- [Problem]: Copy each line below in which the word "detail" occurs.

- [Provided information]:

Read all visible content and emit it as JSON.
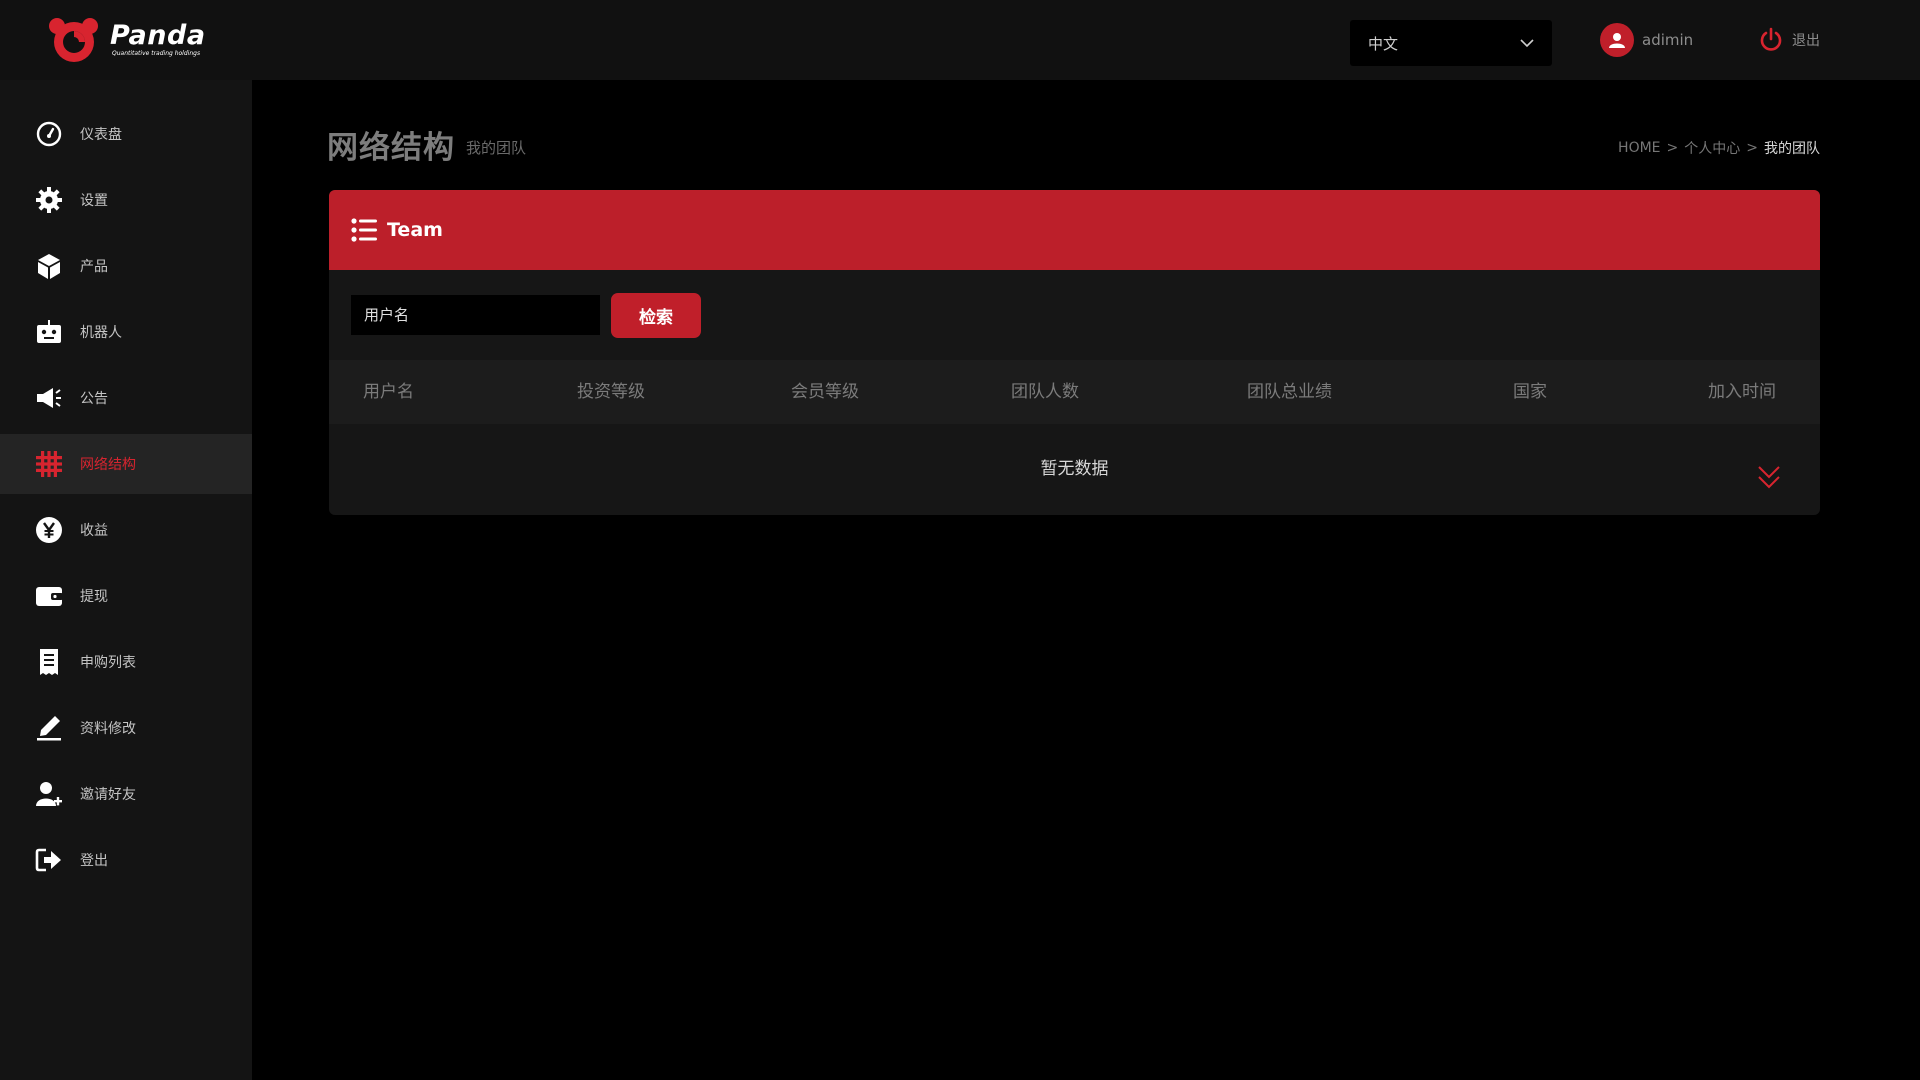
{
  "brand": {
    "name": "Panda",
    "tagline": "Quantitative trading holdings",
    "accent_color": "#c01f2a"
  },
  "topbar": {
    "language": {
      "selected": "中文",
      "icon": "chevron-down-icon"
    },
    "user": {
      "name": "adimin",
      "icon": "user-avatar-icon"
    },
    "logout": {
      "label": "退出",
      "icon": "power-icon"
    }
  },
  "sidebar": {
    "items": [
      {
        "label": "仪表盘",
        "icon": "dashboard-gauge-icon",
        "active": false
      },
      {
        "label": "设置",
        "icon": "gear-icon",
        "active": false
      },
      {
        "label": "产品",
        "icon": "cube-icon",
        "active": false
      },
      {
        "label": "机器人",
        "icon": "robot-icon",
        "active": false
      },
      {
        "label": "公告",
        "icon": "megaphone-icon",
        "active": false
      },
      {
        "label": "网络结构",
        "icon": "grid-hash-icon",
        "active": true
      },
      {
        "label": "收益",
        "icon": "yen-coin-icon",
        "active": false
      },
      {
        "label": "提现",
        "icon": "wallet-icon",
        "active": false
      },
      {
        "label": "申购列表",
        "icon": "receipt-icon",
        "active": false
      },
      {
        "label": "资料修改",
        "icon": "edit-pen-icon",
        "active": false
      },
      {
        "label": "邀请好友",
        "icon": "user-plus-icon",
        "active": false
      },
      {
        "label": "登出",
        "icon": "sign-out-icon",
        "active": false
      }
    ]
  },
  "page": {
    "title": "网络结构",
    "subtitle": "我的团队",
    "breadcrumb": [
      "HOME",
      "个人中心",
      "我的团队"
    ],
    "breadcrumb_separator": ">"
  },
  "panel": {
    "title": "Team",
    "icon": "list-icon",
    "search": {
      "placeholder": "用户名",
      "value": "",
      "button_label": "检索"
    },
    "table": {
      "columns": [
        "用户名",
        "投资等级",
        "会员等级",
        "团队人数",
        "团队总业绩",
        "国家",
        "加入时间"
      ],
      "rows": [],
      "empty_text": "暂无数据",
      "expand_icon": "double-chevron-down-icon"
    }
  }
}
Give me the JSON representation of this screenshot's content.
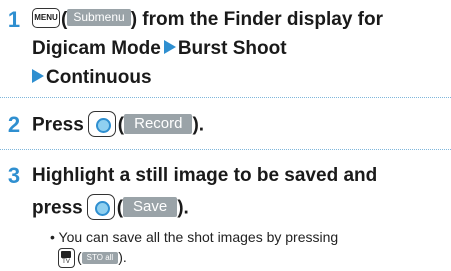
{
  "step1": {
    "number": "1",
    "menu_key": "MENU",
    "softkey": "Submenu",
    "line1_text": ") from the Finder display for",
    "line2_a": "Digicam Mode",
    "line2_b": "Burst Shoot",
    "line3": "Continuous"
  },
  "step2": {
    "number": "2",
    "press_text": "Press",
    "softkey": "Record",
    "close_text": ")."
  },
  "step3": {
    "number": "3",
    "line1": "Highlight a still image to be saved and",
    "press_text": "press",
    "softkey": "Save",
    "close_text": ").",
    "note_line1": "• You can save all the shot images by pressing",
    "note_key_sub": "TV",
    "note_softkey": "STO all",
    "note_close": ")."
  },
  "colors": {
    "accent": "#2f8fd0",
    "softkey_bg": "#9aa3a8",
    "divider": "#7fb7dc"
  }
}
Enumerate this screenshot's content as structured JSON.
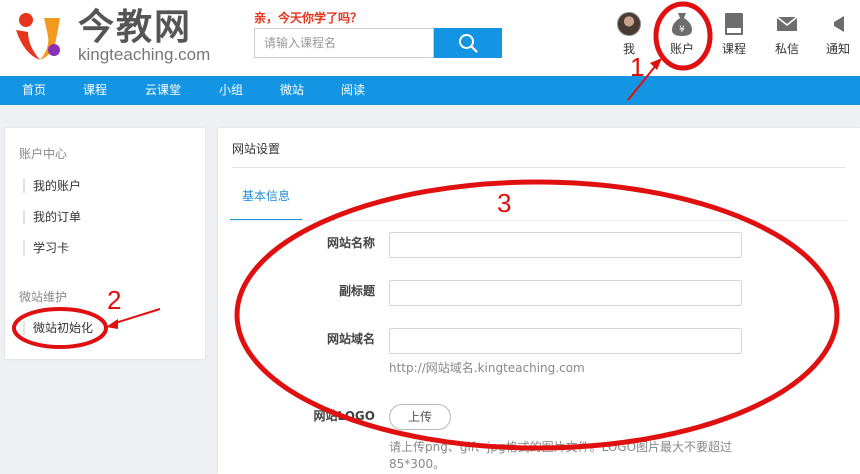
{
  "header": {
    "logo_cn": "今教网",
    "logo_en": "kingteaching.com",
    "slogan": "亲，今天你学了吗？",
    "search_placeholder": "请输入课程名"
  },
  "top_nav": [
    {
      "label": "我",
      "icon": "user-avatar"
    },
    {
      "label": "账户",
      "icon": "money-bag-icon"
    },
    {
      "label": "课程",
      "icon": "book-icon"
    },
    {
      "label": "私信",
      "icon": "envelope-icon"
    },
    {
      "label": "通知",
      "icon": "speaker-icon"
    }
  ],
  "nav": [
    "首页",
    "课程",
    "云课堂",
    "小组",
    "微站",
    "阅读"
  ],
  "sidebar": {
    "section1_title": "账户中心",
    "section1_items": [
      "我的账户",
      "我的订单",
      "学习卡"
    ],
    "section2_title": "微站维护",
    "section2_items": [
      "微站初始化"
    ]
  },
  "main": {
    "title": "网站设置",
    "tab": "基本信息",
    "fields": {
      "site_name_label": "网站名称",
      "subtitle_label": "副标题",
      "domain_label": "网站域名",
      "domain_hint": "http://网站域名.kingteaching.com",
      "logo_label": "网站LOGO",
      "upload_label": "上传",
      "logo_hint_line1": "请上传png、gif、jpg格式的图片文件。LOGO图片最大不要超过",
      "logo_hint_line2": "85*300。"
    }
  },
  "annotations": [
    "1",
    "2",
    "3"
  ],
  "colors": {
    "brand_blue": "#1495e3",
    "annotation_red": "#e01010",
    "slogan_red": "#e8341c"
  }
}
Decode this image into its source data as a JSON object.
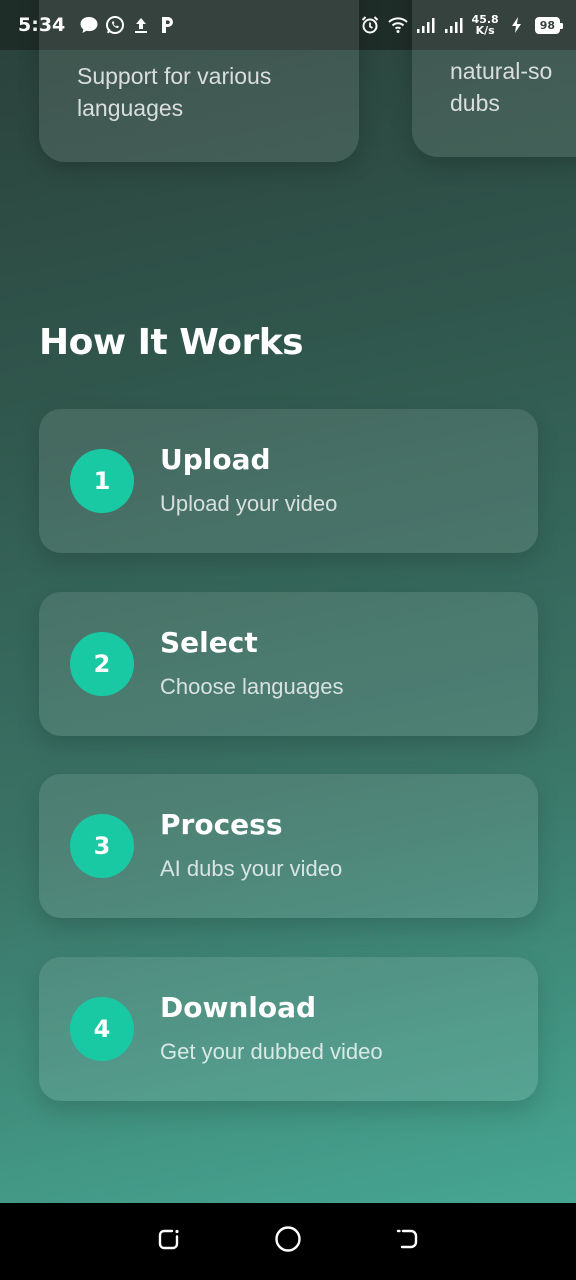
{
  "status_bar": {
    "time": "5:34",
    "left_icons": [
      "chat-bubble-icon",
      "whatsapp-icon",
      "upload-icon",
      "p-app-icon"
    ],
    "right_icons": [
      "alarm-icon",
      "wifi-icon",
      "signal-icon",
      "signal-icon-2"
    ],
    "net_speed_value": "45.8",
    "net_speed_unit": "K/s",
    "battery_level": "98"
  },
  "features": [
    {
      "text": "Support for various\nlanguages"
    },
    {
      "text": "natural-so\ndubs"
    }
  ],
  "how_it_works": {
    "title": "How It Works",
    "steps": [
      {
        "number": "1",
        "title": "Upload",
        "description": "Upload your video"
      },
      {
        "number": "2",
        "title": "Select",
        "description": "Choose languages"
      },
      {
        "number": "3",
        "title": "Process",
        "description": "AI dubs your video"
      },
      {
        "number": "4",
        "title": "Download",
        "description": "Get your dubbed video"
      }
    ]
  },
  "nav_bar": [
    "recent-apps-icon",
    "home-icon",
    "back-icon"
  ],
  "colors": {
    "accent": "#19c9a4",
    "background_top": "#2a403a",
    "background_bottom": "#46a692"
  }
}
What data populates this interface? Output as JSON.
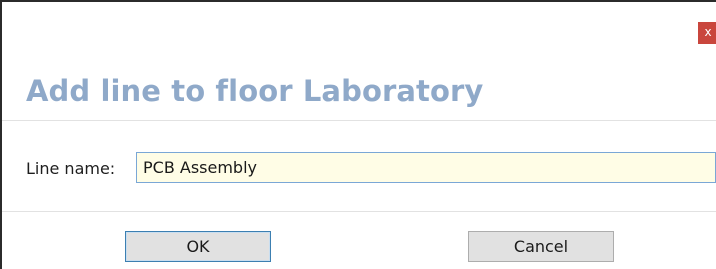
{
  "dialog": {
    "close_label": "x",
    "title": "Add line to floor Laboratory",
    "field": {
      "label": "Line name:",
      "value": "PCB Assembly"
    },
    "buttons": {
      "ok": "OK",
      "cancel": "Cancel"
    }
  },
  "colors": {
    "title": "#8fa9c9",
    "close_button": "#c9463d",
    "input_background": "#fffde6",
    "input_border": "#7aa7d6",
    "button_face": "#e1e1e1",
    "default_button_border": "#3c7fb1"
  }
}
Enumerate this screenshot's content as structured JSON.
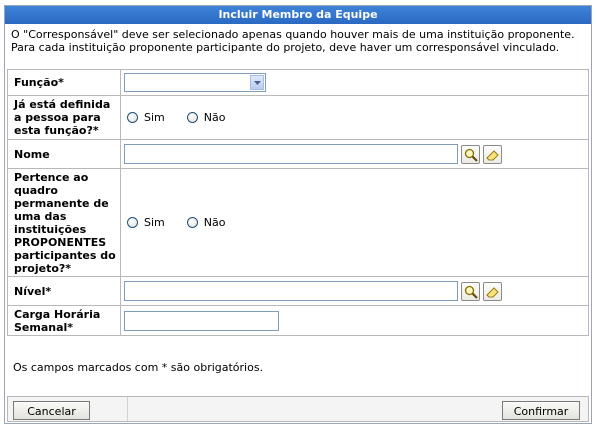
{
  "dialog": {
    "title": "Incluir Membro da Equipe",
    "note": "O \"Corresponsável\" deve ser selecionado apenas quando houver mais de uma instituição proponente. Para cada instituição proponente participante do projeto, deve haver um corresponsável vinculado."
  },
  "fields": {
    "funcao": {
      "label": "Função*",
      "value": ""
    },
    "definida": {
      "label": "Já está definida a pessoa para esta função?*",
      "opt_yes": "Sim",
      "opt_no": "Não"
    },
    "nome": {
      "label": "Nome",
      "value": ""
    },
    "quadro": {
      "label": "Pertence ao quadro permanente de uma das instituições PROPONENTES participantes do projeto?*",
      "opt_yes": "Sim",
      "opt_no": "Não"
    },
    "nivel": {
      "label": "Nível*",
      "value": ""
    },
    "carga": {
      "label": "Carga Horária Semanal*",
      "value": ""
    }
  },
  "required_note": "Os campos marcados com * são obrigatórios.",
  "buttons": {
    "cancel": "Cancelar",
    "confirm": "Confirmar"
  },
  "colors": {
    "title_bar": "#2f72cf",
    "border": "#b8b8b8"
  },
  "icons": {
    "search": "magnifier-icon",
    "clear": "eraser-icon"
  }
}
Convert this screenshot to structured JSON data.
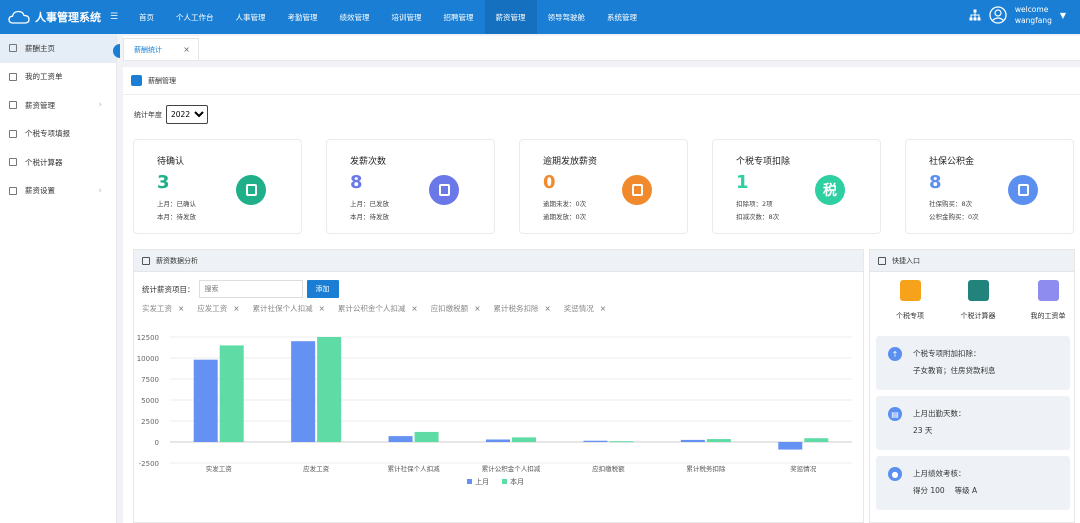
{
  "app": {
    "name": "人事管理系统"
  },
  "nav": [
    "首页",
    "个人工作台",
    "人事管理",
    "考勤管理",
    "绩效管理",
    "培训管理",
    "招聘管理",
    "薪资管理",
    "领导驾驶舱",
    "系统管理"
  ],
  "user": {
    "line1": "welcome",
    "line2": "wangfang"
  },
  "sidebar": {
    "items": [
      {
        "label": "薪酬主页"
      },
      {
        "label": "我的工资单"
      },
      {
        "label": "薪资管理"
      },
      {
        "label": "个税专项填报"
      },
      {
        "label": "个税计算器"
      },
      {
        "label": "薪资设置"
      }
    ]
  },
  "tab": {
    "label": "薪酬统计",
    "close": "×"
  },
  "breadcrumb": "薪酬管理",
  "year_filter": {
    "label": "统计年度",
    "value": "2022"
  },
  "cards": [
    {
      "title": "待确认",
      "value": "3",
      "line1": "上月：已确认",
      "line2": "本月：待发放",
      "color": "#1fb08a",
      "icon": "doc-icon"
    },
    {
      "title": "发薪次数",
      "value": "8",
      "line1": "上月：已发放",
      "line2": "本月：待发放",
      "color": "#6b78e8",
      "icon": "wallet-icon"
    },
    {
      "title": "逾期发放薪资",
      "value": "0",
      "line1": "逾期未发：0次",
      "line2": "逾期发放：0次",
      "color": "#f08a2c",
      "icon": "medal-icon"
    },
    {
      "title": "个税专项扣除",
      "value": "1",
      "line1": "扣除项：2项",
      "line2": "扣减次数：8次",
      "color": "#2ecfa0",
      "icon": "tax-icon",
      "badge": "税"
    },
    {
      "title": "社保公积金",
      "value": "8",
      "line1": "社保购买：8次",
      "line2": "公积金购买：0次",
      "color": "#5b8ff0",
      "icon": "hand-icon"
    }
  ],
  "analysis": {
    "title": "薪资数据分析",
    "filter_label": "统计薪资项目：",
    "search_placeholder": "搜索",
    "add_label": "添加",
    "chips": [
      "实发工资",
      "应发工资",
      "累计社保个人扣减",
      "累计公积金个人扣减",
      "应扣缴税额",
      "累计税务扣除",
      "奖惩情况"
    ]
  },
  "chart_data": {
    "type": "bar",
    "categories": [
      "实发工资",
      "应发工资",
      "累计社保个人扣减",
      "累计公积金个人扣减",
      "应扣缴税额",
      "累计税务扣除",
      "奖惩情况"
    ],
    "series": [
      {
        "name": "上月",
        "values": [
          9800,
          12000,
          700,
          300,
          150,
          250,
          -900
        ],
        "color": "#6591f3"
      },
      {
        "name": "本月",
        "values": [
          11500,
          12500,
          1200,
          550,
          100,
          350,
          450
        ],
        "color": "#5fdba6"
      }
    ],
    "yticks": [
      12500,
      10000,
      7500,
      5000,
      2500,
      0,
      -2500
    ],
    "ylim": [
      -2500,
      12500
    ],
    "legend": "bottom"
  },
  "quick": {
    "title": "快捷入口",
    "items": [
      {
        "label": "个税专项",
        "color": "#f7a21b"
      },
      {
        "label": "个税计算器",
        "color": "#22827c"
      },
      {
        "label": "我的工资单",
        "color": "#8f8cf0"
      }
    ],
    "info": [
      {
        "title": "个税专项附加扣除：",
        "detail": "子女教育；住房贷款利息",
        "icon": "arrow-up-icon",
        "glyph": "↑"
      },
      {
        "title": "上月出勤天数：",
        "detail": "23 天",
        "icon": "calendar-icon",
        "glyph": "▤"
      },
      {
        "title": "上月绩效考核：",
        "detail": "得分 100　 等级  A",
        "icon": "person-icon",
        "glyph": "●"
      }
    ]
  }
}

- [Written answer]:
        "detail": "子女教育；住房贷款利息",
        "detail": "23 天",
        "detail": "得分 100　 等级  A",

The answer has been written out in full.